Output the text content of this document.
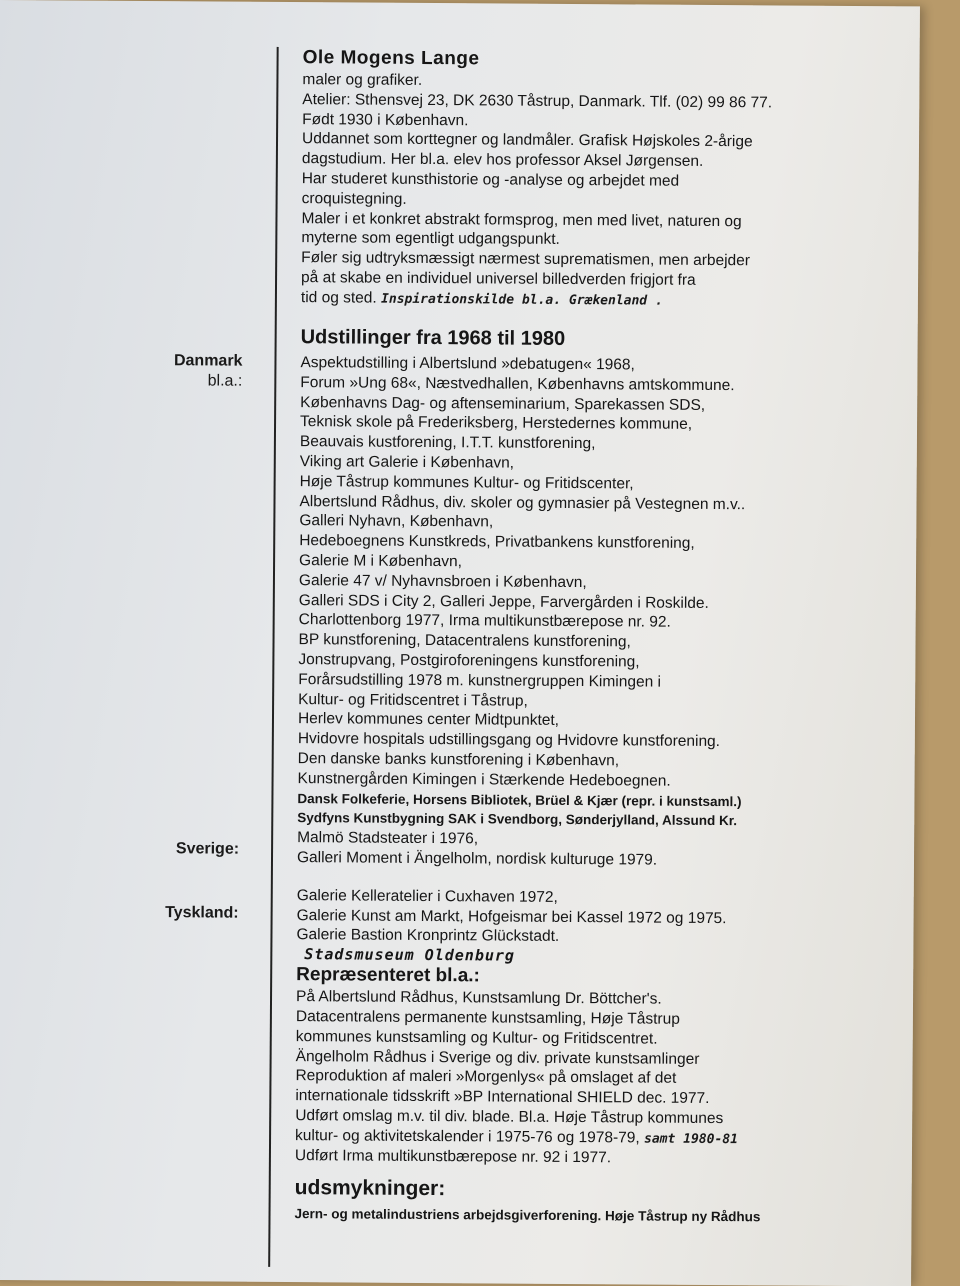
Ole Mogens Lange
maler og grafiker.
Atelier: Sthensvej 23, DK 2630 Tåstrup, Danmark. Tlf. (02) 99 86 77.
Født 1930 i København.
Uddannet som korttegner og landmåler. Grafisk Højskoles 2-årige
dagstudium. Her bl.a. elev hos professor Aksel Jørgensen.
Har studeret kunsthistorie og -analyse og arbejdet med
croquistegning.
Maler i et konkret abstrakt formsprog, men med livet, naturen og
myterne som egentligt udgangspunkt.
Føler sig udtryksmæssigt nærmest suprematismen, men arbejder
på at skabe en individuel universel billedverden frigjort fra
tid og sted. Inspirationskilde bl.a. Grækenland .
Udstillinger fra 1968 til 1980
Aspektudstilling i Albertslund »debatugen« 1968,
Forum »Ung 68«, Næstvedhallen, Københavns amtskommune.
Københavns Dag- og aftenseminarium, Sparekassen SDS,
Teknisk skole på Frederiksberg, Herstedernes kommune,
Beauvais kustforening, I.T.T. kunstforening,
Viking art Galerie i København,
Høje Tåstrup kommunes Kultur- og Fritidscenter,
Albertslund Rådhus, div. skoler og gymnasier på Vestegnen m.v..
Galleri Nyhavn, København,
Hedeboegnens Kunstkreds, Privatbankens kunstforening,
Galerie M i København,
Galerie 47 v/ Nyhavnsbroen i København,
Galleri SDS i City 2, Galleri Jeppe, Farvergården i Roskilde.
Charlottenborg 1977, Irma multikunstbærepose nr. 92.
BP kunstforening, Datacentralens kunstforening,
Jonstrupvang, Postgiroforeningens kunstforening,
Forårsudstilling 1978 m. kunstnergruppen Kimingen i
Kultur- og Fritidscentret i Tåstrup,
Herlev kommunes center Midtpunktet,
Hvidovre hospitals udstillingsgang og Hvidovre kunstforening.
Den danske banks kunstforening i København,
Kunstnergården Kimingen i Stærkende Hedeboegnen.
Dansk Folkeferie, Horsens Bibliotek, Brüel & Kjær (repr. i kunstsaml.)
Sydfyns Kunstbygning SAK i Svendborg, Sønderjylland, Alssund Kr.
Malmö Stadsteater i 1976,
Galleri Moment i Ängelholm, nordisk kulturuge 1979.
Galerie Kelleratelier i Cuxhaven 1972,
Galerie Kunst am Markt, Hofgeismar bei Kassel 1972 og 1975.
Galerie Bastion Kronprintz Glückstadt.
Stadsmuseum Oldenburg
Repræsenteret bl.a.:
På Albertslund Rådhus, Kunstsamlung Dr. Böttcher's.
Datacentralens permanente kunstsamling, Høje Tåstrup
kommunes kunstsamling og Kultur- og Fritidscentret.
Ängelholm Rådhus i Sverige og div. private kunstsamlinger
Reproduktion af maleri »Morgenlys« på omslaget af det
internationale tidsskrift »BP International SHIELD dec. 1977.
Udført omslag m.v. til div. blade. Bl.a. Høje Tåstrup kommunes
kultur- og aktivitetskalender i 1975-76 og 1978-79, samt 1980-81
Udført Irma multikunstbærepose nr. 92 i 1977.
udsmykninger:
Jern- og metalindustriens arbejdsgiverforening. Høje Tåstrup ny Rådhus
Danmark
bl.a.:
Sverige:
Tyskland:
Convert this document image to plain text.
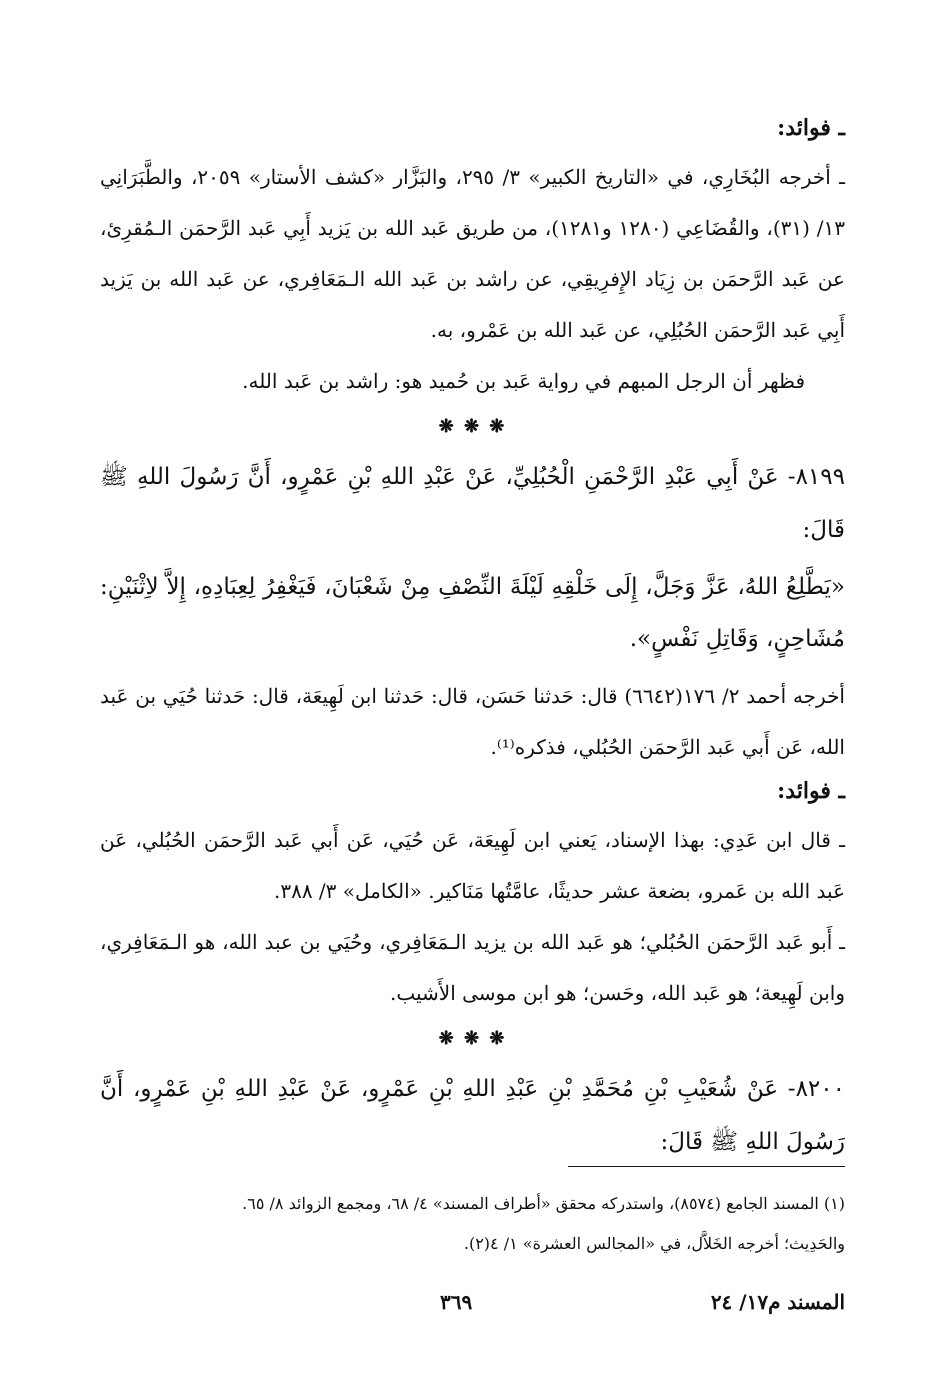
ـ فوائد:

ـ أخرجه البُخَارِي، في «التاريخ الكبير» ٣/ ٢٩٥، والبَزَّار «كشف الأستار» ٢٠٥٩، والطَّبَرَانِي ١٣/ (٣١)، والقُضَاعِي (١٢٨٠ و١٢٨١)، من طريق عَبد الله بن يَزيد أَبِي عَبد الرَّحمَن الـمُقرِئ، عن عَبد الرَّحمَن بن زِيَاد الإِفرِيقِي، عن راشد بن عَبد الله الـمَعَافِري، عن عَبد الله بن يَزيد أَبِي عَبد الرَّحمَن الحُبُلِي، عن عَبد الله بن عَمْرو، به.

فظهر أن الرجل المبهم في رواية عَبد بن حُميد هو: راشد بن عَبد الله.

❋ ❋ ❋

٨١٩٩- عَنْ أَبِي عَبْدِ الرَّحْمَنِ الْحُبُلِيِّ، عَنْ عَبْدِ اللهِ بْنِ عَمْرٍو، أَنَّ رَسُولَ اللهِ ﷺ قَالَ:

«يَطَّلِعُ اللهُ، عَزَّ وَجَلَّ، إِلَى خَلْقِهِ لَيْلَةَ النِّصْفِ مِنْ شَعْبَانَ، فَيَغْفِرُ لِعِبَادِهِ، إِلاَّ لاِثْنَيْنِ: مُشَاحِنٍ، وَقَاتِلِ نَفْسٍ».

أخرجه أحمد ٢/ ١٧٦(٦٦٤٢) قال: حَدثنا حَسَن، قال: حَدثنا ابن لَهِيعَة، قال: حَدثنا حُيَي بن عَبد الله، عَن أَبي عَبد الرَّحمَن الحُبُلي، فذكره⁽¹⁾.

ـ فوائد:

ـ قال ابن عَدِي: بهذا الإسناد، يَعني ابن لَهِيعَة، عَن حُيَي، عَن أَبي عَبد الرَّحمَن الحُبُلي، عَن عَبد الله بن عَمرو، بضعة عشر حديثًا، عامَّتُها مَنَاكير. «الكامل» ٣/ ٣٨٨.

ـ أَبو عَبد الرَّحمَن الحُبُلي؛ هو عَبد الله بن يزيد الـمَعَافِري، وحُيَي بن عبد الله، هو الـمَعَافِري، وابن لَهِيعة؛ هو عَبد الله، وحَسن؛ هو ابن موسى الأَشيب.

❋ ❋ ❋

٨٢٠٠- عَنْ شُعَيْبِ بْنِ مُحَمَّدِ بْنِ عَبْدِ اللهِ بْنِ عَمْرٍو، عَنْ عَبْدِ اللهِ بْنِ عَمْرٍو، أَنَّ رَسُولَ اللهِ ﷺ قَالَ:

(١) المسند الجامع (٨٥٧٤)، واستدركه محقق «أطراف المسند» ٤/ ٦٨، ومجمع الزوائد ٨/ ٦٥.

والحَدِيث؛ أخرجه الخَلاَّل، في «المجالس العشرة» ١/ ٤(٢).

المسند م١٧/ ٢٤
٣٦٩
════════════════
• [Objective]:
Where a line holds "Kimingen", copy it out.

• [Expected answer]:
Forårsudstilling 1978 m. kunstnergruppen Kimingen i
Kunstnergården Kimingen i Stærkende Hedeboegnen.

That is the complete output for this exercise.